Task brief | Check every line below for the word "WHERE" and copy each one that has it.

* * * *

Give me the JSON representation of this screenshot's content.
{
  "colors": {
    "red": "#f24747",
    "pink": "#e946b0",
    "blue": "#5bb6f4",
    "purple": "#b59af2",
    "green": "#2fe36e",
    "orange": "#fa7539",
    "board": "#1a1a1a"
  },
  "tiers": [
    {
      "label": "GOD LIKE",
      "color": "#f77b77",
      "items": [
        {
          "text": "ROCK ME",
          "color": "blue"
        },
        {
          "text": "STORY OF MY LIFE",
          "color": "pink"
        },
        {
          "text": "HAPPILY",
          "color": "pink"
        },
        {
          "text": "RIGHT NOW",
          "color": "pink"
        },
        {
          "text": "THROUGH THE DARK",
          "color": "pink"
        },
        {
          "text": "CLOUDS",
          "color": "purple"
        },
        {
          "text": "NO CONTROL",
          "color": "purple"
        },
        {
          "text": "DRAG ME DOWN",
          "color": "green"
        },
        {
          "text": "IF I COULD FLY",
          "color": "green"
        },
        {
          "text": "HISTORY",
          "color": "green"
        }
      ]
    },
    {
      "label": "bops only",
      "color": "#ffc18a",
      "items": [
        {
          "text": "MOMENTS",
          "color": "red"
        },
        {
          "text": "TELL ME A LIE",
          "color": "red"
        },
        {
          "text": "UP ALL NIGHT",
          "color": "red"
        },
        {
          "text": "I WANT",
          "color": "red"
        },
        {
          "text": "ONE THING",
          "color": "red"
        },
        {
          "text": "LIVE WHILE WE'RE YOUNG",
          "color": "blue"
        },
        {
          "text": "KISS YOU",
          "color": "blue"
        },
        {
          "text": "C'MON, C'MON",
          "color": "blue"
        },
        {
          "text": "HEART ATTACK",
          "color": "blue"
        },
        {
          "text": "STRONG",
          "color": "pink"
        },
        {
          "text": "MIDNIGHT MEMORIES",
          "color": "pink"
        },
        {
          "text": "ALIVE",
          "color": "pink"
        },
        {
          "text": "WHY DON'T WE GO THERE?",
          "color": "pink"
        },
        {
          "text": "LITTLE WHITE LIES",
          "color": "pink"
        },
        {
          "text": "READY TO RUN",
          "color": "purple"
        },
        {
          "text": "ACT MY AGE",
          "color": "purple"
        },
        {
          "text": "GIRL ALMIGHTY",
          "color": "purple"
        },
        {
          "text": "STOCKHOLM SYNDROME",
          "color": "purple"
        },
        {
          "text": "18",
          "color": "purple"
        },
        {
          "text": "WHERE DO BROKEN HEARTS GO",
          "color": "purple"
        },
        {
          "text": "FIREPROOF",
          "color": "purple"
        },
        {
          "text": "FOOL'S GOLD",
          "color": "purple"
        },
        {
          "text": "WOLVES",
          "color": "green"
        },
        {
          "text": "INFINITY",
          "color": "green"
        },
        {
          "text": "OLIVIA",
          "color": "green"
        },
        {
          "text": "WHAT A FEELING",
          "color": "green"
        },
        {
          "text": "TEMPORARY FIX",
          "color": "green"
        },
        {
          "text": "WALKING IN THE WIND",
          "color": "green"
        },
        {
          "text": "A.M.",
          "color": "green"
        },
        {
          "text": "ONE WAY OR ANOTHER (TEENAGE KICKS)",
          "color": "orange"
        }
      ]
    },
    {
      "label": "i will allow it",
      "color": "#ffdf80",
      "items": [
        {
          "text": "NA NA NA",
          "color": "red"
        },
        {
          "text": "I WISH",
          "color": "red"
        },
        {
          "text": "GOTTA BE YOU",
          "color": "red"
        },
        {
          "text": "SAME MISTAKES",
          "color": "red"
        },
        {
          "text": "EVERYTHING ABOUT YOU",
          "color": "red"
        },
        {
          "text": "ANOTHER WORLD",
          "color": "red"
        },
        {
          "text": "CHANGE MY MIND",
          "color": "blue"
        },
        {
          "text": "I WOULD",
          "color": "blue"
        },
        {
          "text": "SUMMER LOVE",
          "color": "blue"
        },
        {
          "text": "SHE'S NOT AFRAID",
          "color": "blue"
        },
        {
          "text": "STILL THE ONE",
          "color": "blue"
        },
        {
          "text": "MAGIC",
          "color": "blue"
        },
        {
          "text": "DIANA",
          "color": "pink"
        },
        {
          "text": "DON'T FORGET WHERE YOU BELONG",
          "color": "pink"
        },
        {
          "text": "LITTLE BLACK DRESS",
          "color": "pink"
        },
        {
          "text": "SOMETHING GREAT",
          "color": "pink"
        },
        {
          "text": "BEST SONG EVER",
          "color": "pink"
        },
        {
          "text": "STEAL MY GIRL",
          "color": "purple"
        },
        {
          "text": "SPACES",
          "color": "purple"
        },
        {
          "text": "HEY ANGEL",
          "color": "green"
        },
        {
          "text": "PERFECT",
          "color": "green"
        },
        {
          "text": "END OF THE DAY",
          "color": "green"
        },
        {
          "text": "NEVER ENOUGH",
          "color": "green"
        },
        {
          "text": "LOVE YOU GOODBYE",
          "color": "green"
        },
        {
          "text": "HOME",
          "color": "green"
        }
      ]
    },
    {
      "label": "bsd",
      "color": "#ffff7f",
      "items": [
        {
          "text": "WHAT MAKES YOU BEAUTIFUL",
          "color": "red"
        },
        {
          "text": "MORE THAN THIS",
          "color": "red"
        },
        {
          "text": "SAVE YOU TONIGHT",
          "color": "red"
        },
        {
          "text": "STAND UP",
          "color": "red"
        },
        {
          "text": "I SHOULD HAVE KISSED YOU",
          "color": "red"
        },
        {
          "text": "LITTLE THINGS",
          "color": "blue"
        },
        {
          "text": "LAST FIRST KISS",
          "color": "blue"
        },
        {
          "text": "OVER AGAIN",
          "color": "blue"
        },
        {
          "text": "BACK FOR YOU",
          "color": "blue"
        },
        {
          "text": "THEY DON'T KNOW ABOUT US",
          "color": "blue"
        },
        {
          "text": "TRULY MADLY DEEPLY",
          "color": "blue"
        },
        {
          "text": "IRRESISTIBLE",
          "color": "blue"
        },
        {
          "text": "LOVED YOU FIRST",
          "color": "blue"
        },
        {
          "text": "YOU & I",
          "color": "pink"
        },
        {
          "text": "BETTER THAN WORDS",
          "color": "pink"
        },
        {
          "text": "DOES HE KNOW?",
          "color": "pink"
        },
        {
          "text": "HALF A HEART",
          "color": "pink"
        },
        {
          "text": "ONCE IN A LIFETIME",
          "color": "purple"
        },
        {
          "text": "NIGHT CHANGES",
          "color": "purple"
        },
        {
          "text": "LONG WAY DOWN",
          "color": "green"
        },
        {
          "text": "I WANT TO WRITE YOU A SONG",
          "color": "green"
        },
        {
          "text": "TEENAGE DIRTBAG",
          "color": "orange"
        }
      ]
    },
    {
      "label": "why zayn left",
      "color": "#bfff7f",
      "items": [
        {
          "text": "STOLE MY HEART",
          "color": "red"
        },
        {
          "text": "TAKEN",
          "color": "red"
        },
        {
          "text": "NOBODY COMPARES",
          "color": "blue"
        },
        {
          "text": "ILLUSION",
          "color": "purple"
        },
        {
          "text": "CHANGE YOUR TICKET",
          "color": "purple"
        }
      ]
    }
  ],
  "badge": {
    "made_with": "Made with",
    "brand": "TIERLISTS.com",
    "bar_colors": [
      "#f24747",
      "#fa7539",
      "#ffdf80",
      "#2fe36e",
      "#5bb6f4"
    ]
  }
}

* * * *

Finished task |
          "text": "WHERE DO BROKEN HEARTS GO",
          "text": "DON'T FORGET WHERE YOU BELONG",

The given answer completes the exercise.